>> start

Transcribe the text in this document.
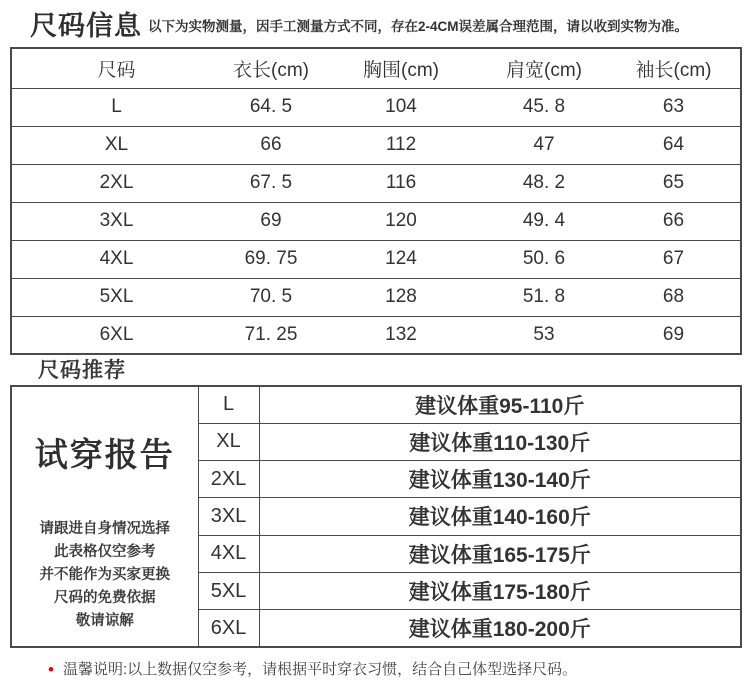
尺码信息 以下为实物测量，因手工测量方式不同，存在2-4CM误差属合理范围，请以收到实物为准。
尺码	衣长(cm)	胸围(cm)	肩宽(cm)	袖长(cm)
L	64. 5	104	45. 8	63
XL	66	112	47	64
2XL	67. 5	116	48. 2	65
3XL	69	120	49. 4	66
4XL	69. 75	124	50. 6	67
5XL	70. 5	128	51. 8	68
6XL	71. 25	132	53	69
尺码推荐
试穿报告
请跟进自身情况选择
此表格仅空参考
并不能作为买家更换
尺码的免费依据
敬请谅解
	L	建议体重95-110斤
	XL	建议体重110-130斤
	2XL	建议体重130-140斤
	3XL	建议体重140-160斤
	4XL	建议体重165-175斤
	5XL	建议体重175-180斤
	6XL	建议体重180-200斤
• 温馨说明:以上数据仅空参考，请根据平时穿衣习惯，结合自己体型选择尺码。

>> end
>> start

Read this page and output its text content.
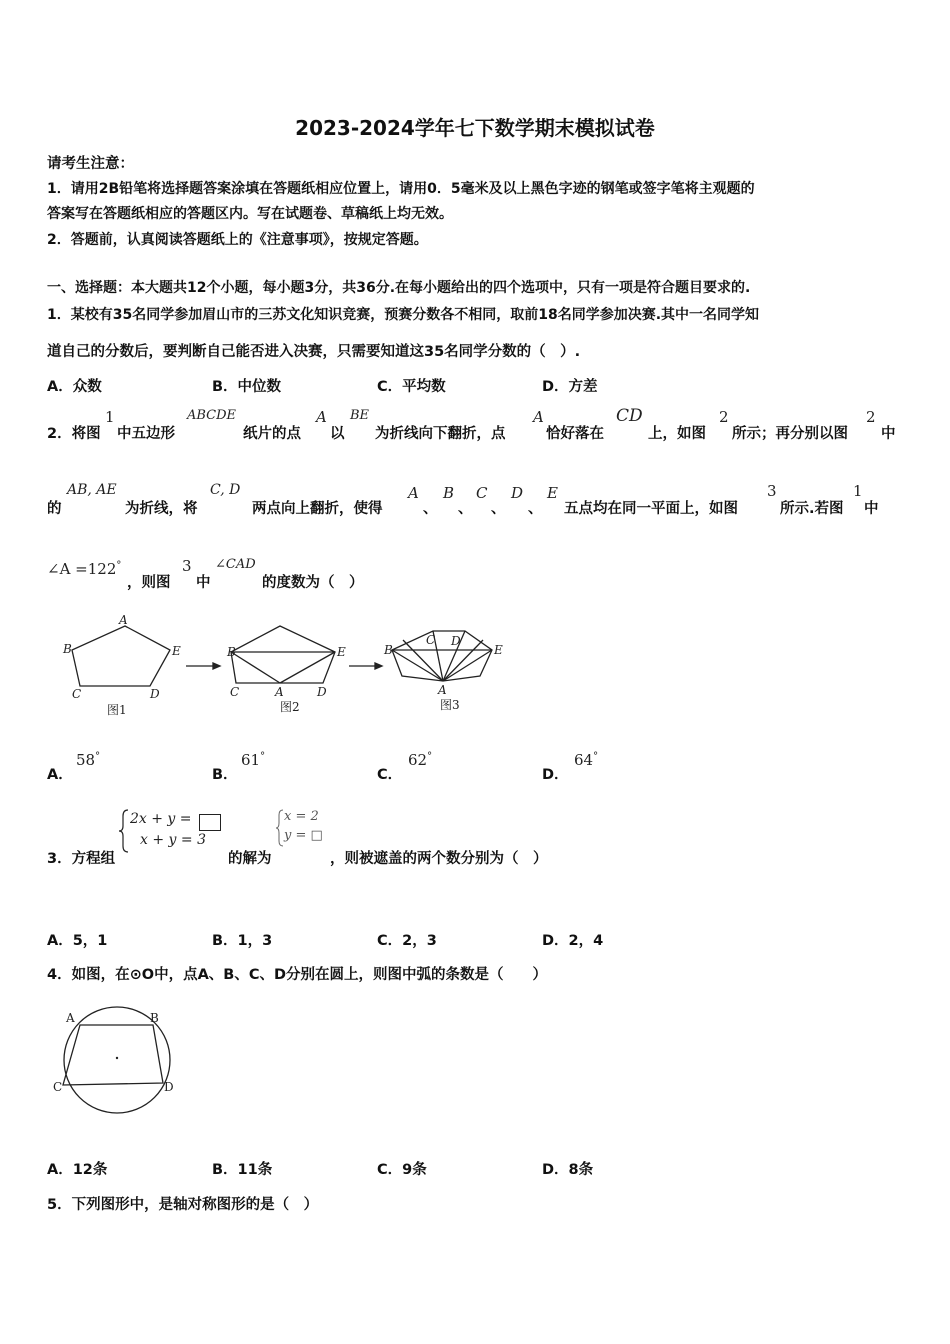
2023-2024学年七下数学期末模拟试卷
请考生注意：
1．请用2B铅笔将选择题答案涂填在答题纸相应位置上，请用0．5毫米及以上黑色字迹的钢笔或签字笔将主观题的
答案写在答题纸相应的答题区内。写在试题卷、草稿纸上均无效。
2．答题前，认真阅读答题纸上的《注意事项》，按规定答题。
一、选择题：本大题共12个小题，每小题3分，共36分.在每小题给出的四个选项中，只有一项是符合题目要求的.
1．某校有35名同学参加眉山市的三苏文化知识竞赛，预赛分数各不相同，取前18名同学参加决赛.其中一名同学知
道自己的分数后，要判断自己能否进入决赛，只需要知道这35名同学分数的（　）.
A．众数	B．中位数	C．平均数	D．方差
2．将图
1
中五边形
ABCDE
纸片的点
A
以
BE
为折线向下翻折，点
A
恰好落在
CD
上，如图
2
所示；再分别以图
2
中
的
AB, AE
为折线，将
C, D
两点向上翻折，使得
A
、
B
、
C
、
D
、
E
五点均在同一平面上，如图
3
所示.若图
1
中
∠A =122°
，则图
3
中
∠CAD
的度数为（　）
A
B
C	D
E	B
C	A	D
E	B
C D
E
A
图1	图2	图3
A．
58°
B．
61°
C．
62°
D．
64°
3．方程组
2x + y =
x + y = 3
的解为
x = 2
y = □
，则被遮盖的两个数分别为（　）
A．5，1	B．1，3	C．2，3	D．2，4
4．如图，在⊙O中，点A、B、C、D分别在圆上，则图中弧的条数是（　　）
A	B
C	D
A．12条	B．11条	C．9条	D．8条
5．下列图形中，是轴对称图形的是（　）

>> end

_Problem_. Determine the count of lines in the data above with the string "this" in them, and give that count alone.

_Written answer_. 2